Ausgewählter Auszug ▸
==========
Verwaltung in Kartzfehn   

Forschung als Grundlage für den Erfolg

Die Putenhaltung stellt den Landwirt – wie alle Betriebszweige – immer wieder vor neue Fragestellungen, die es zu lösen gilt. Forschung für die praktische Putenmast ist daher ein unverzichtbarer Teil der Weiterentwicklungsstrategie für die Branche, aber auch die Grundlage der Entwicklung politischer Vorgaben.

Das Moorgut Kartzfehn setzt seit mehr als 50 Jahren auf umfangreiche Forschungsaktivitäten in eigens dafür eingerichteten Mastställen. Auch in Zukunft werden dort von der Wahl der passenden Zuchtlinie über die richtige Fütterung bis hin zur tiergerechten Stalleinrichtung und Einstreu alle Themen der Putenmast bearbeitet. Die enge Zusammenarbeit mit anderen Forschungsstandorten, Hochschulen und Fachleuten aus der Wirtschaft führt so zur Entwicklung von gemeinsamen Normen für alle Bereiche der Putenhaltung.

Fachkräfte von morgen ausbilden

Eine der größten Herausforderungen der Wirtschaft stellt der Fachkräftemangel dar. Um diesem Problem zu begegnen, bildet Kartzfehn seit Jahrzehnten junge Menschen zu hochqualifizierten Mitarbeitern aus. Dabei liegt der Fokus auf den weniger bekannten Berufen Tierwirt Fachrichtung Geflügel sowie Berufskraftfahrer. Außerdem bildet Kartzfehn Industriekaufleute aus und bietet einen dualen Studiengang in BWL Fachrichtung Agrar an.

Bei der Suche nach geeigneten Bewerbern werden neben klassischen Print-Anzeigen und der Teilnahme an Jobmessen auch die sozialen Medien genutzt. Der Instagram-Kanal kartzfehn_karriere informiert seine Follower wöchentlich über den Arbeitsalltag und Aktivitäten der Azubis oder gibt Tipps für die Bewerbung. In den vergangenen 15 Jahren haben mehr als 50 junge Menschen erfolgreich ihre Ausbildung in Kartzfehn absolviert. „Diese Übernahme ist eine große Aufgabe, aber wir sind überzeugt, dass Geflügelfleisch weiter im Trend liegen wird und wir mit dem Moorgut Kartzfehn diese Entwicklung im Interesse unserer Kunden positiv begleiten können", blicken die Eheleute Storck positiv in die Zukunft.
==========
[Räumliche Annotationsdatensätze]
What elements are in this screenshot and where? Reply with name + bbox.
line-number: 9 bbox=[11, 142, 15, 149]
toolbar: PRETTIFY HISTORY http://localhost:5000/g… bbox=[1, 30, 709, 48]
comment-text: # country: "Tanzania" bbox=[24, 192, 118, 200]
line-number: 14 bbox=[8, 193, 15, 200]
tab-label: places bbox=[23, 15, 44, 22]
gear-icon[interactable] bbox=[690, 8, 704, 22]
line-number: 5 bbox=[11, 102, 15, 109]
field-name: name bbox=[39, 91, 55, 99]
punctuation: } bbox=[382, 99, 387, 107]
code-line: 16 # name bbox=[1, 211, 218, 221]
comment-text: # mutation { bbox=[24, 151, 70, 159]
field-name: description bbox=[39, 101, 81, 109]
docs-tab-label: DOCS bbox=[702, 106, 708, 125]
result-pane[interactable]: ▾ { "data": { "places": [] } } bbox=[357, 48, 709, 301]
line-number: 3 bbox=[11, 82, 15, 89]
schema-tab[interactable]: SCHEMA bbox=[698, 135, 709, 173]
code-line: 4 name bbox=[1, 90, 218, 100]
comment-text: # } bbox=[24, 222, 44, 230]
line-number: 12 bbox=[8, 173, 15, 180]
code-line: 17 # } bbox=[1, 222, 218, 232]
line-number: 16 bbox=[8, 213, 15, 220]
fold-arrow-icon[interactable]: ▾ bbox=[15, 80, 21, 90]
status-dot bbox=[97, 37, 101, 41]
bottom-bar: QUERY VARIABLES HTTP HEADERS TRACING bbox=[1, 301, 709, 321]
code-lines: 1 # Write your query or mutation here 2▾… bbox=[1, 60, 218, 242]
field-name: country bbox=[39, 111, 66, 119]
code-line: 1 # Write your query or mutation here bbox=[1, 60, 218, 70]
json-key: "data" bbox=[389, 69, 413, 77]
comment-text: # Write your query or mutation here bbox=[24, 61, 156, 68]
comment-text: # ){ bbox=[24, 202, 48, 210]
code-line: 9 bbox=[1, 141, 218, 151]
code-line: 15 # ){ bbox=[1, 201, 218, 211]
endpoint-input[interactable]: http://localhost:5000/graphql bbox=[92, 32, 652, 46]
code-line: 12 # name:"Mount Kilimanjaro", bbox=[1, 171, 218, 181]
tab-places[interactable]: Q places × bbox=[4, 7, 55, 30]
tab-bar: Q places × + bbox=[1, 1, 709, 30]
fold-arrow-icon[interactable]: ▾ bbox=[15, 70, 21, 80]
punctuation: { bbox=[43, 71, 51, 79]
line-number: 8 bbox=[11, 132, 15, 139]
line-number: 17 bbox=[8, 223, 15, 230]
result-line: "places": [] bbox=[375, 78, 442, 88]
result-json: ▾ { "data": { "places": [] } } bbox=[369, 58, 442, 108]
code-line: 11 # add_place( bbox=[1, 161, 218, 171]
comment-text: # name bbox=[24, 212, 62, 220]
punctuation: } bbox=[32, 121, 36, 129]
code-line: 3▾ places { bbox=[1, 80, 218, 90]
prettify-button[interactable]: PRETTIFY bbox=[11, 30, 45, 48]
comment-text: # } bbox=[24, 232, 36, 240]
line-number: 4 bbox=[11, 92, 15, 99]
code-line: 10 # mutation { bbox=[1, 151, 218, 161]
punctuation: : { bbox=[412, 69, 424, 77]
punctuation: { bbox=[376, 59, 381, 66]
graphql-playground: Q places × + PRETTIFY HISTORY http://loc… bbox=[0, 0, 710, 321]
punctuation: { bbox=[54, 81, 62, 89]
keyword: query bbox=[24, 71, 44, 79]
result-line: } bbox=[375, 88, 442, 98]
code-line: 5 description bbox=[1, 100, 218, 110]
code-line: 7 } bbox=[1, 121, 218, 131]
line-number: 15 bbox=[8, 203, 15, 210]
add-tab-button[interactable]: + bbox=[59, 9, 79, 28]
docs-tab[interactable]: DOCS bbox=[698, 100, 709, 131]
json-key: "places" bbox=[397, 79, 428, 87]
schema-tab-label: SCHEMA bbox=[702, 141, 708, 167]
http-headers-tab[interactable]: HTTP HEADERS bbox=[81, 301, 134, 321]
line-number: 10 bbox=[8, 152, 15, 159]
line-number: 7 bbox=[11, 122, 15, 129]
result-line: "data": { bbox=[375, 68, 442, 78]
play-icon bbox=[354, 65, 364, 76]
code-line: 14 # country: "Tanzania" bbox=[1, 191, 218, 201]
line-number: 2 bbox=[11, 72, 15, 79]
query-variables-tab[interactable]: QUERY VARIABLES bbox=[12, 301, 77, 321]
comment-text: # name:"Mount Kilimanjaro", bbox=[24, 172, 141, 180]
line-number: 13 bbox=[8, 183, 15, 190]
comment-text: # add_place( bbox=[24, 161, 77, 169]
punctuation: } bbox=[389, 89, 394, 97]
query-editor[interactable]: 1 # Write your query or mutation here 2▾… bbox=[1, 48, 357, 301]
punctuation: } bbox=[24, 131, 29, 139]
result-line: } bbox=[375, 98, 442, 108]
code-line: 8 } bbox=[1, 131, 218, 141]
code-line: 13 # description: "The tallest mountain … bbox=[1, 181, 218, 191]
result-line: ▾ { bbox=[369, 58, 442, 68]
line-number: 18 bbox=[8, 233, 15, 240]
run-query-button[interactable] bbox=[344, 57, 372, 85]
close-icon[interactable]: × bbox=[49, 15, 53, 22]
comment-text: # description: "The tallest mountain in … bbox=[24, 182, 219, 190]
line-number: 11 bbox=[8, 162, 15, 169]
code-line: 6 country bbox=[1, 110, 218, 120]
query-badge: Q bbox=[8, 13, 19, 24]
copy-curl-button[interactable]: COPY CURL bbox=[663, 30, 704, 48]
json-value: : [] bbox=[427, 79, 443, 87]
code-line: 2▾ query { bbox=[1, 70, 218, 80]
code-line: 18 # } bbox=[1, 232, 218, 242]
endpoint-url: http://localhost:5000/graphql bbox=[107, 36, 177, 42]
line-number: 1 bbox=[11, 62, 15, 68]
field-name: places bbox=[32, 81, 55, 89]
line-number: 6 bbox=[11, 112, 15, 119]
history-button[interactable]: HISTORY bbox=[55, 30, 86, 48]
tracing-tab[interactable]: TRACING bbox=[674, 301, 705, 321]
==========
Aufgabenstellung ▸ Wie lange setzt das Moorgut Kartzfehn laut dem Auszug über Forschung und Ausbildung schon auf Forschungsaktivitäten in eigens dafür eingerichteten Mastställen?

Lösung ▸ Seit mehr als 50 Jahren.